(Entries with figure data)
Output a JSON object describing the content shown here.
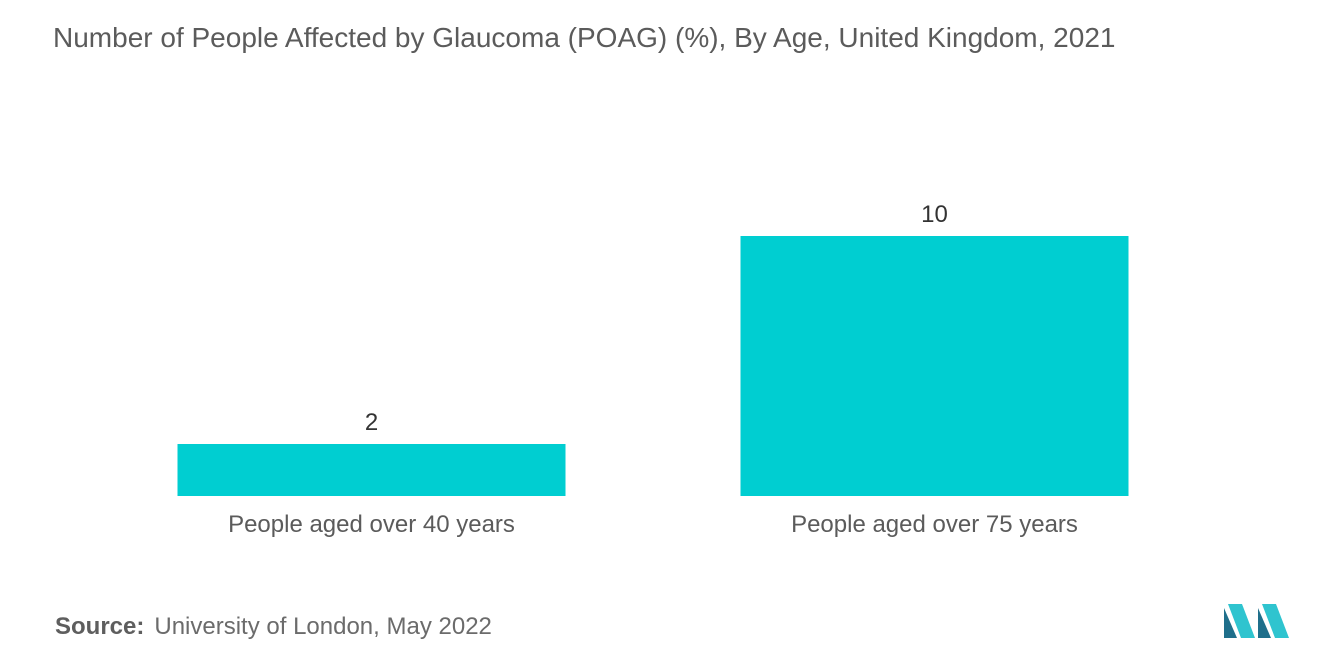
{
  "colors": {
    "bar": "#00CED1",
    "text": "#5b5b5b",
    "logo_dark": "#1f6f8b",
    "logo_light": "#2fc4cf"
  },
  "chart_data": {
    "type": "bar",
    "title": "Number of People Affected by Glaucoma (POAG) (%), By Age, United Kingdom, 2021",
    "categories": [
      "People aged over 40 years",
      "People aged over 75 years"
    ],
    "values": [
      2,
      10
    ],
    "value_labels": [
      "2",
      "10"
    ],
    "xlabel": "",
    "ylabel": "",
    "ylim": [
      0,
      10
    ],
    "grid": false,
    "legend": "none"
  },
  "source": {
    "label": "Source:",
    "text": "University of London, May 2022"
  },
  "logo": {
    "icon": "mordor-intelligence-logo"
  }
}
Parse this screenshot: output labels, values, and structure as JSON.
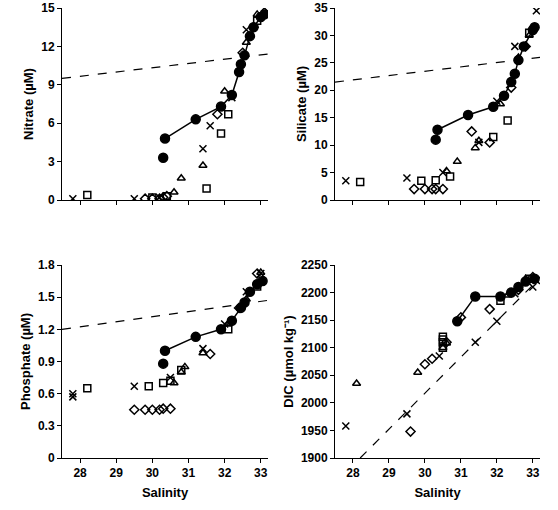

▸ **Exercise prompt**: Except for the pictures, copy every line of the records above exactly.

▸ **Task response**:
Output a JSON object describing the content shown here.
{
  "colors": {
    "bar": "#00CED1",
    "text": "#5b5b5b",
    "logo_dark": "#1f6f8b",
    "logo_light": "#2fc4cf"
  },
  "chart_data": {
    "type": "bar",
    "title": "Number of People Affected by Glaucoma (POAG) (%), By Age, United Kingdom, 2021",
    "categories": [
      "People aged over 40 years",
      "People aged over 75 years"
    ],
    "values": [
      2,
      10
    ],
    "value_labels": [
      "2",
      "10"
    ],
    "xlabel": "",
    "ylabel": "",
    "ylim": [
      0,
      10
    ],
    "grid": false,
    "legend": "none"
  },
  "source": {
    "label": "Source:",
    "text": "University of London, May 2022"
  },
  "logo": {
    "icon": "mordor-intelligence-logo"
  }
}
Parse this screenshot: output labels, values, and structure as JSON.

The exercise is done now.